- _INSTRUCTIONS TO FOLLOW_: Locate the string "JSON" in the listing below. Copy every line where it is found.

- _LISTED ENTRIES_:
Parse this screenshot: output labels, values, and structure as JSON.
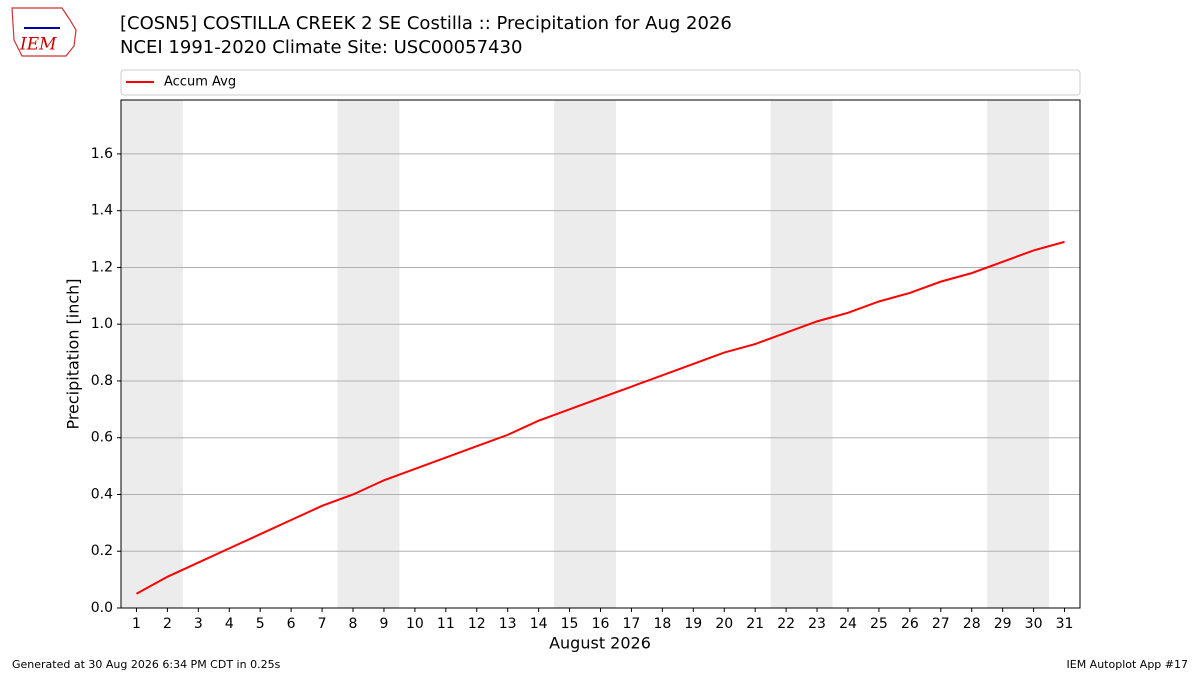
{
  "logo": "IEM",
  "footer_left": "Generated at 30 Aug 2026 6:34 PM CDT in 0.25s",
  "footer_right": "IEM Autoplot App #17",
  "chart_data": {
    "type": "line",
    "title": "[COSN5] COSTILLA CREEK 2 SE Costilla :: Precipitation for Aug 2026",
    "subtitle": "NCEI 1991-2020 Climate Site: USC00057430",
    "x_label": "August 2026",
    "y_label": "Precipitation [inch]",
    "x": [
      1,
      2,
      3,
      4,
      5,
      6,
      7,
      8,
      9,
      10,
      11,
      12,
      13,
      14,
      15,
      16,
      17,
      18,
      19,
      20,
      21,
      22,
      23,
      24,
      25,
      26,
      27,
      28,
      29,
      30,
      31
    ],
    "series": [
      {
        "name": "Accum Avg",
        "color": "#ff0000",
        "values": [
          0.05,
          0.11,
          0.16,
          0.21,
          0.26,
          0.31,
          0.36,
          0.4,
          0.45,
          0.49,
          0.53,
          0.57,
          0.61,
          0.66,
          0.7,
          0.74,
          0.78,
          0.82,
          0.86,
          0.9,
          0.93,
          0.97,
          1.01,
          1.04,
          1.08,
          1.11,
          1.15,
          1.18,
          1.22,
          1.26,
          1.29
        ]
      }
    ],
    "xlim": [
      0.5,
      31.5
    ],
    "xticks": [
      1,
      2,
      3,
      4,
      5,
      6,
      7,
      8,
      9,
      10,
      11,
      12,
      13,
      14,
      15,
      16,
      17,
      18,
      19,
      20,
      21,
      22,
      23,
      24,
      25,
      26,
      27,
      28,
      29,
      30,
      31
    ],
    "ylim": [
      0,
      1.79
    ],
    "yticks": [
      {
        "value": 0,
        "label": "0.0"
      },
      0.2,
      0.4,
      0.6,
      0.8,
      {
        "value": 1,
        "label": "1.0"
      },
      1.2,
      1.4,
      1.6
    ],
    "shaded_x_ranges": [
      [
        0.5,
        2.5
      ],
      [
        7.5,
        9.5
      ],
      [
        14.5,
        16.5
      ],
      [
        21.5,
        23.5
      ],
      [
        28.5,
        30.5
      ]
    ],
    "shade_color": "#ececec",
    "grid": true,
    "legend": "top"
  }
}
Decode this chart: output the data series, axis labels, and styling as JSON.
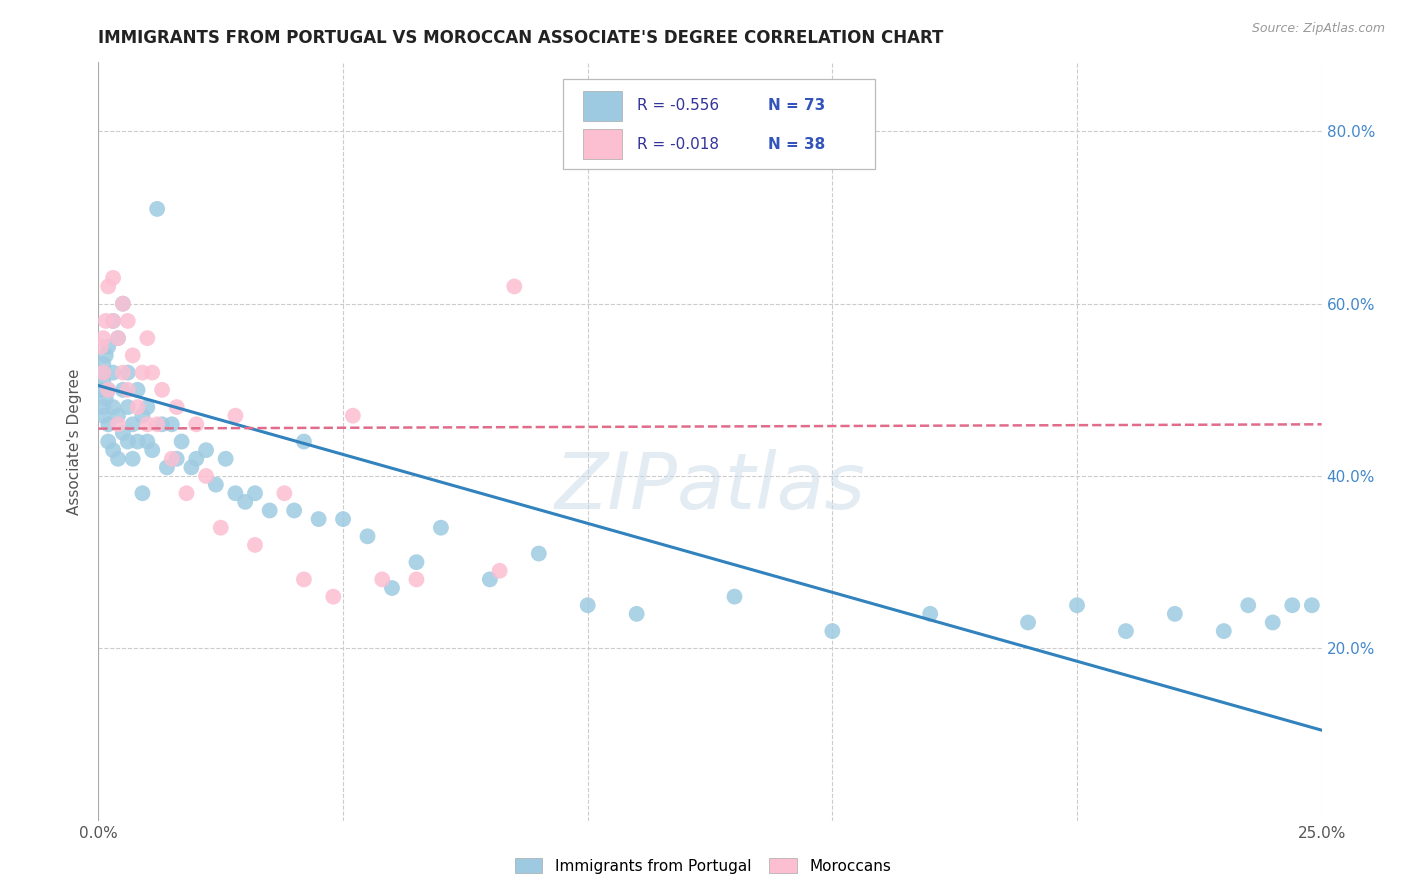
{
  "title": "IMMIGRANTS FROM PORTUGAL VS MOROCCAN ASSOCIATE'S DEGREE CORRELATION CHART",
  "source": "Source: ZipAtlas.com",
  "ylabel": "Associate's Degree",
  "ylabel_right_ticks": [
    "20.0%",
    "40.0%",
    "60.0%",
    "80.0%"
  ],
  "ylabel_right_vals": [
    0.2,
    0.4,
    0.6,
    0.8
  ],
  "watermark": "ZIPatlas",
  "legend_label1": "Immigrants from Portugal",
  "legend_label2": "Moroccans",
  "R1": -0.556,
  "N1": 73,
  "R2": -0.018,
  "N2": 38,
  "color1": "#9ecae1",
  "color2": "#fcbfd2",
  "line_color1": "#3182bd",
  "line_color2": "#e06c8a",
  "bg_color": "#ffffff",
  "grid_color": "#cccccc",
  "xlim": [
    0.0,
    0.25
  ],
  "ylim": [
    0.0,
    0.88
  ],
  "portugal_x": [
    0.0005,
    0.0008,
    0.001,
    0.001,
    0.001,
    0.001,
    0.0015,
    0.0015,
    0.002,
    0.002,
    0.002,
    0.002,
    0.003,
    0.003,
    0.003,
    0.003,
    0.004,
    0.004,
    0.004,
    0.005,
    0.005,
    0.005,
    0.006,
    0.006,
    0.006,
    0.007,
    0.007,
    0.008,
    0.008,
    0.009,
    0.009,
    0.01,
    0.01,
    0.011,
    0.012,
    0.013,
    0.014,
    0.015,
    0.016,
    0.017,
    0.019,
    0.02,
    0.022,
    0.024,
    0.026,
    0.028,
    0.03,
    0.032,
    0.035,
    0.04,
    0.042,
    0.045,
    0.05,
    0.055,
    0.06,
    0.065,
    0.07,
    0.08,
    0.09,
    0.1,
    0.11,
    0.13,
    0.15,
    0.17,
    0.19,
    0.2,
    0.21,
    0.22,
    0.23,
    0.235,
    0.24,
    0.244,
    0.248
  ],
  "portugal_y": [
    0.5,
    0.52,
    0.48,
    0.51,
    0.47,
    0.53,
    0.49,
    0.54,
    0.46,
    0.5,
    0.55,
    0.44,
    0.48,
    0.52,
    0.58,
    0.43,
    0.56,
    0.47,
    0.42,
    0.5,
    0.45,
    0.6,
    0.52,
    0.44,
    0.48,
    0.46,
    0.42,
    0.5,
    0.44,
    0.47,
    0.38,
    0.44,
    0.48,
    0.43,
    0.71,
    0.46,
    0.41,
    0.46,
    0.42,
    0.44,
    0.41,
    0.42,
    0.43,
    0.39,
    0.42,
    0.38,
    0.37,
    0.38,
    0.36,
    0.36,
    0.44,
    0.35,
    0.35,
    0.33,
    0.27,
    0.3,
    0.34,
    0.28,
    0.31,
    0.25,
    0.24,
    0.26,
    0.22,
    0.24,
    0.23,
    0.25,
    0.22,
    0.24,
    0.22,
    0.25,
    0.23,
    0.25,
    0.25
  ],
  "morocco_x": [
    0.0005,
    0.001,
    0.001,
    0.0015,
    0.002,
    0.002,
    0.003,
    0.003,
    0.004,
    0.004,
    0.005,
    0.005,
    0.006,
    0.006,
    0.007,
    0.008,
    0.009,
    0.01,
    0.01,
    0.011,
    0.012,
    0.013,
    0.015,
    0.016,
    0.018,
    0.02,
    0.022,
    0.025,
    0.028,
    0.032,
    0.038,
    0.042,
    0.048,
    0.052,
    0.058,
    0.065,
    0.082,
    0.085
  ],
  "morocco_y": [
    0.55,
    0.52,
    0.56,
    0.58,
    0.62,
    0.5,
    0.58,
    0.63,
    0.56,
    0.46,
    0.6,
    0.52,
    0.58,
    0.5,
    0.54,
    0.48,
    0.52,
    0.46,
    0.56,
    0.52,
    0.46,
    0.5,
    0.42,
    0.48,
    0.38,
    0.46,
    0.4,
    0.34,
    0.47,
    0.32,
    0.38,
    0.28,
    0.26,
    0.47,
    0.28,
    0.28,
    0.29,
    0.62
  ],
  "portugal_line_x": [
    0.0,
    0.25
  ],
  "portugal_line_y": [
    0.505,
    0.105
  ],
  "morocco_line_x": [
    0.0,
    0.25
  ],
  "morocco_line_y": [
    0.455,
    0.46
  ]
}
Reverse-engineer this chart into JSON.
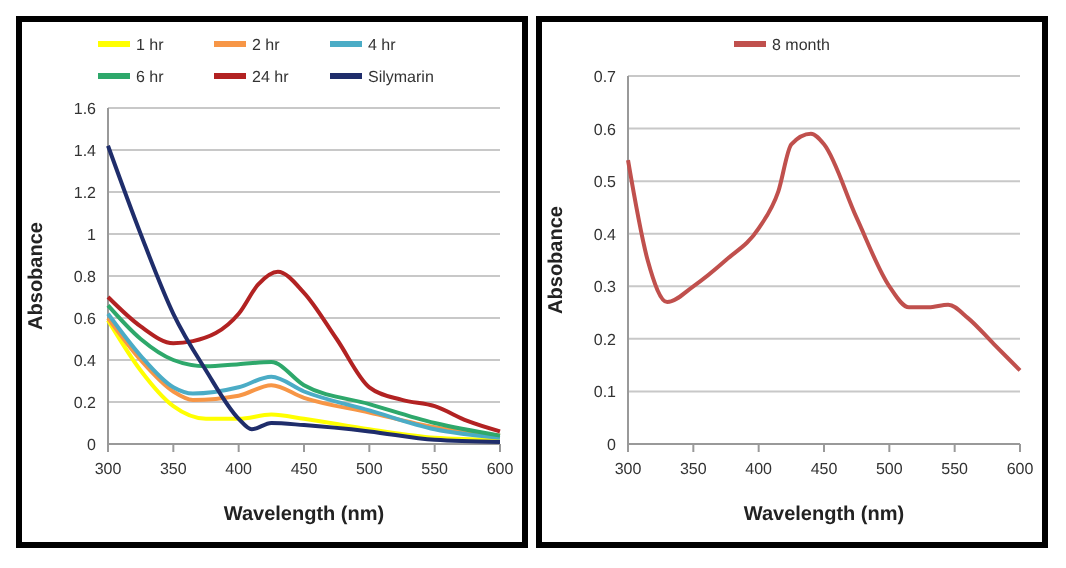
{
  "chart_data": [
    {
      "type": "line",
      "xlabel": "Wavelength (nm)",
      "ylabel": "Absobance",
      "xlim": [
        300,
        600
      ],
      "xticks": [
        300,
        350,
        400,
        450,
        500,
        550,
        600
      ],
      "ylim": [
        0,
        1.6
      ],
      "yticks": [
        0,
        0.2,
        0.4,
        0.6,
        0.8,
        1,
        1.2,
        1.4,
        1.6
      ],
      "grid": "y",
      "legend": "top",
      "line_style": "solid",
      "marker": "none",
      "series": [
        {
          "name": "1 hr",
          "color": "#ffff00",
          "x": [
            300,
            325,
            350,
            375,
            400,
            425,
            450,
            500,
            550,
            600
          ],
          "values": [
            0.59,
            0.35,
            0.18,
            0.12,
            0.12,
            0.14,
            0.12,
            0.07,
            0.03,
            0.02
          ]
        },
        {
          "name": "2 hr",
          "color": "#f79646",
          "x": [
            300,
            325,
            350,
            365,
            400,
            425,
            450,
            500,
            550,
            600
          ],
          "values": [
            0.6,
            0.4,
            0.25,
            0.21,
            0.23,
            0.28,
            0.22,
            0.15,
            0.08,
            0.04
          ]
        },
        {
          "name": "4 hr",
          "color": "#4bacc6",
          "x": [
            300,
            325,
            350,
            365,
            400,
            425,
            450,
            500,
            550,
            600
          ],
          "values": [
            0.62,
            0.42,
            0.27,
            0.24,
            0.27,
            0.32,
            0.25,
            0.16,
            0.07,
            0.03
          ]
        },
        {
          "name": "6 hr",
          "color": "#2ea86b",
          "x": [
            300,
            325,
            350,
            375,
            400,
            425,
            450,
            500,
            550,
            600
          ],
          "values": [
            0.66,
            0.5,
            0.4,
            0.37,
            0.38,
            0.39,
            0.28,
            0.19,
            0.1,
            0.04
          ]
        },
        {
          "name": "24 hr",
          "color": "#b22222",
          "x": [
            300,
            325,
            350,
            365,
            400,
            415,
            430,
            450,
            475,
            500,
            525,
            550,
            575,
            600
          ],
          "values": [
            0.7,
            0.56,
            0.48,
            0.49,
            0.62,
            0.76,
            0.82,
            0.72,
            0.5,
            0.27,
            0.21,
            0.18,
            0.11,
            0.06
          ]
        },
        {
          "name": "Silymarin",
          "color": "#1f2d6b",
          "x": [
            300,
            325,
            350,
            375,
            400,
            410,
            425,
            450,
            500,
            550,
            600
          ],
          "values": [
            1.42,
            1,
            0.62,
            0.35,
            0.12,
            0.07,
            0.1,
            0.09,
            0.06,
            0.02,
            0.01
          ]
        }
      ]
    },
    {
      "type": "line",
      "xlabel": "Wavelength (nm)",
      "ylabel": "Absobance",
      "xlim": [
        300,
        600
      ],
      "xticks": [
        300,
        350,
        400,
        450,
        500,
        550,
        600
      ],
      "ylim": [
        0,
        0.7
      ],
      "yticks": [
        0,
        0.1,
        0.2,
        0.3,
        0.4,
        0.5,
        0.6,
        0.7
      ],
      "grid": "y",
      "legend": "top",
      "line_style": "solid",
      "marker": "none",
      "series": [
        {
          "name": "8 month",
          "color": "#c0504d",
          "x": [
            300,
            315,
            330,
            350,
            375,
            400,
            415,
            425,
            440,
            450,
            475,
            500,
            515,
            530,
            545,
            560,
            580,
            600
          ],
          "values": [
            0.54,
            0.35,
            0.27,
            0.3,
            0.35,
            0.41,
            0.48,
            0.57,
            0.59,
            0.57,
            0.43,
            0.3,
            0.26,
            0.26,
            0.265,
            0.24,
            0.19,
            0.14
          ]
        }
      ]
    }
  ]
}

- _THE REPLY_:
Parse this screenshot: output labels, values, and structure as JSON.
Decode this chart: output the data series, axis labels, and styling as JSON.
Reverse-engineer this chart into JSON.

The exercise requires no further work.